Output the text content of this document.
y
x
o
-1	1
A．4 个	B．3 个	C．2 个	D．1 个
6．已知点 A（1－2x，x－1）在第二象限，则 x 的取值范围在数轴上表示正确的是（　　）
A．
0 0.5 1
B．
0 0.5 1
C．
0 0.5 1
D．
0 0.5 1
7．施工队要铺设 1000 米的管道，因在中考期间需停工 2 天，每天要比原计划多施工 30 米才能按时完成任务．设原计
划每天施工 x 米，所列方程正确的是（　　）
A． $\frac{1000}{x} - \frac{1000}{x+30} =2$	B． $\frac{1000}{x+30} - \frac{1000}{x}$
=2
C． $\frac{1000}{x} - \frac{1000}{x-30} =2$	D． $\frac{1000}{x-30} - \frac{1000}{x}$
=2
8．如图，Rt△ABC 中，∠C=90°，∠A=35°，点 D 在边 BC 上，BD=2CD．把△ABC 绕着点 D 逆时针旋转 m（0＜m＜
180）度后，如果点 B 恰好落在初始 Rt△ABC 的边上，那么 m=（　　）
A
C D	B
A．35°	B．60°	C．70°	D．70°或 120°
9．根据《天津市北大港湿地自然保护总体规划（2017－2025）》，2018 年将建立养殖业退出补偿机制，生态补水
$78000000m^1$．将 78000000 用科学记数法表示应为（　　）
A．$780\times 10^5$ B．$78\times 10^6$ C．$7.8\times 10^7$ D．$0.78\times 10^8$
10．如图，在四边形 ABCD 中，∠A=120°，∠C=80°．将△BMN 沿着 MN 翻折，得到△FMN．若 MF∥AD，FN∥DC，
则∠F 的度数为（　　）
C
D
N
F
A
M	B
·····
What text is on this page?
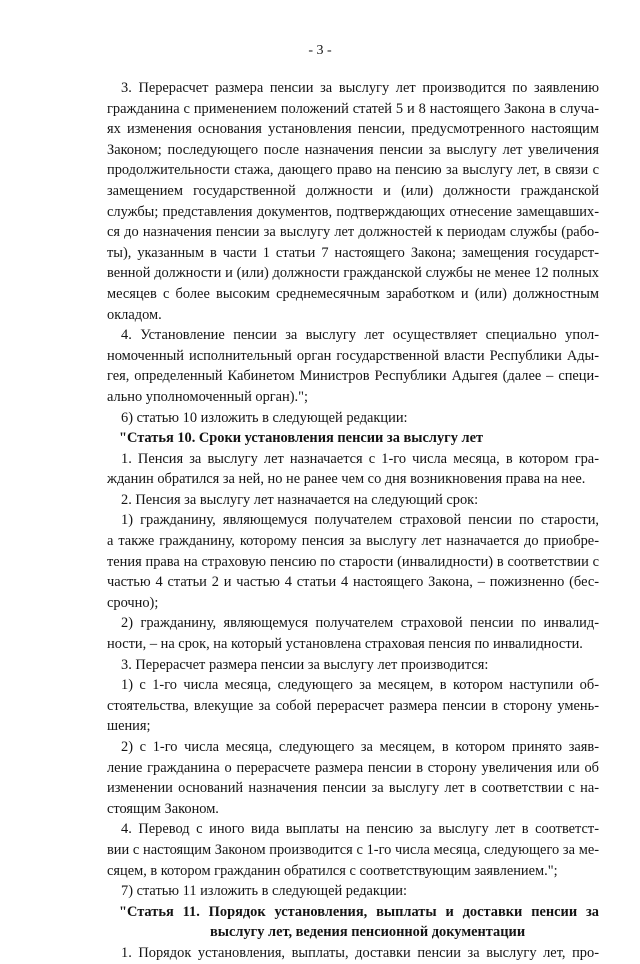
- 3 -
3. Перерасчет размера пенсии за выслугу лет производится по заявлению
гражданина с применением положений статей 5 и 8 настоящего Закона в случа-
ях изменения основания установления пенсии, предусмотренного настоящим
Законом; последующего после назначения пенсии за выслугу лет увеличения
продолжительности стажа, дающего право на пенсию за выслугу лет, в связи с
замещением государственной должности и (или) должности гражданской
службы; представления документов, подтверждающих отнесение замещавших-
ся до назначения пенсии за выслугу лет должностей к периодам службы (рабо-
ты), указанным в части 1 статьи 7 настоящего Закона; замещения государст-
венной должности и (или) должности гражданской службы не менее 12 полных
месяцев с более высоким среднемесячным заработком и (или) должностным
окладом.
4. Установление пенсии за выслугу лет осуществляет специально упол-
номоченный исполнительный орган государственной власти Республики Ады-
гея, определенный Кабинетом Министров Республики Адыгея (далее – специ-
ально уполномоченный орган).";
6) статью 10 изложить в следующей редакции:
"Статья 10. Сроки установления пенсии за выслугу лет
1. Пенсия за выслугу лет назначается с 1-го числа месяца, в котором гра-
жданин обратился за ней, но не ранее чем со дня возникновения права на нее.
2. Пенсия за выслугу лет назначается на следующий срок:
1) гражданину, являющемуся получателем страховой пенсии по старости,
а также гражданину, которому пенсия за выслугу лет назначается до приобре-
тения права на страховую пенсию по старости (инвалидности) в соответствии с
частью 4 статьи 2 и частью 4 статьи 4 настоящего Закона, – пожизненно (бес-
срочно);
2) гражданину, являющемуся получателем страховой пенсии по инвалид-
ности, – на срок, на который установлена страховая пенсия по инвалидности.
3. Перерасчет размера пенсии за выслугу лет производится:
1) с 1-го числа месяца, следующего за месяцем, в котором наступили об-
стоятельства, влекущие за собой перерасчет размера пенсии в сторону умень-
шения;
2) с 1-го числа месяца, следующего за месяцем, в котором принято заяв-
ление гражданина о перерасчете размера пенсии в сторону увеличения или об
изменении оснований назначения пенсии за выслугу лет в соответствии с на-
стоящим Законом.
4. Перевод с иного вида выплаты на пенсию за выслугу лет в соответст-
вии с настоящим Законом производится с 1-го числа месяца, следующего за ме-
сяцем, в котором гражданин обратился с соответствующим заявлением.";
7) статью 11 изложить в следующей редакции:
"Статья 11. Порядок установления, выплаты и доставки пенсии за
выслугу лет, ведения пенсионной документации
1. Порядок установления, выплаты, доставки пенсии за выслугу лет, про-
·····
_The task:_ Each line above that includes "страховой" counts once; state the total and nothing more.

_Result of this task:_ 2